= Document passage =
# Orchid in Vivarium



## every1lovesjojo (Jan 30, 2011)

I bought an orchid at your local home depot store and was curious if it would do good in my tropical vivarium?

Your advice would be much appreciated!


----------



## therizman2 (Jul 20, 2008)

There are hundreds of types of orchids, any idea what type? I would guess Phalaenopsis possibly?


----------



## every1lovesjojo (Jan 30, 2011)

Yes that would it.


----------



## Jellyman (Mar 6, 2006)

Depends on your lighting


----------



## therizman2 (Jul 20, 2008)

Dependant upon lighting, what you are planting it in, what you are keeping your humidity at, etc, will determine if it lives. More than likely, it will stay alive, however a lot of those orchids are put under a lot of stress to get them to bloom causing them many times to never bloom again or if they do, it may take quite some time.


----------



## phender (Jan 9, 2009)

The phals that you buy at Home Depot need a period of cooler temps (cooler than most vivs) for them to set a flower spike, so it might live but never flower again. In most cases vivs are too humid for Home Depot type phals and they eventually develop crown rot and die.


----------



## every1lovesjojo (Jan 30, 2011)

Thanks for the advice. I'm thinking I won't place it in my viv.


----------



## Brotherly Monkey (Jul 20, 2010)

phender said:


> The phals that you buy at Home Depot need a period of cooler temps (cooler than most vivs) for them to set a flower spike, so it might live but never flower again. In most cases vivs are too humid for Home Depot type phals and they eventually develop crown rot and die.



Phender, a bit off-topic here, but are there any phal species that don't need a cool period to initiate blooming?


----------



## phender (Jan 9, 2009)

Brotherly Monkey said:


> Phender, a bit off-topic here, but are there any phal species that don't need a cool period to initiate blooming?


I must admit that I am not an expert. I only know what experts tell me. 

I had Phal. decumbens recommended to me as one that _might_ bloom in my tank. I bought it in spike and it continued to flower on that spike for quite a while. It developed another spike a couple months after I bought it but one of my leucs broke it off. It is still in my tank two years later, but there is only one leaf left and to my knowledge hasn't grown any new leaves since I bought it. I believe the conditions are too wet, even though it is near the top of my 24" tall viv. Alas, no more flowers either.

These are old pics. The leaves are not as fleshy as the standard phals.


----------



## frogface (Feb 20, 2010)

I've had luck with Doritis or Doritisphalaenopsis in vivs. They seem to tolerate the stagnant air better than other orchids I've tried. No spikes but they have put out a lot of new leaves and roots.


----------



## Brian317 (Feb 11, 2011)

hmm, i just bought a couple orchids from lowes today and put them in. Hopefully they do alright, looks good now thats for sure


----------



## guppygal (Aug 23, 2007)

Other than not blooming, I noticed that my frogs LOVE to sit and poop on the broad leaves. After a while, it becomes a pain cleaning the little froglogs off.

I recently purchased a mini-orchid from Lowes - an oncidium, I think. It is adorable and I'm thinking that the leaves are too narrow for frog perches. I guess we'll see how it goes -

just a thot -


----------

= Source excerpt =
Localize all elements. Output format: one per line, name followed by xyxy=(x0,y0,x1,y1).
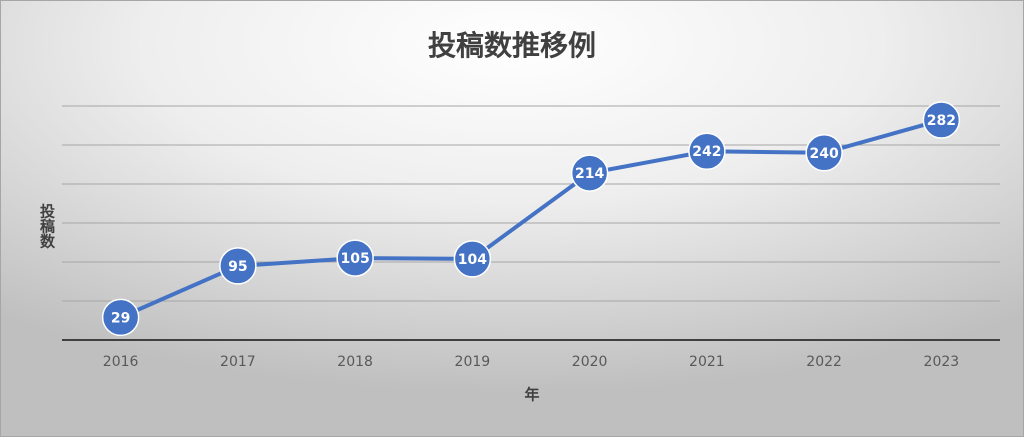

= Directions for this task =
In the orchid-in-vivarium thread, what do Home Depot phals eventually develop when a viv is too humid for them?

= Reply =
They eventually develop crown rot and die.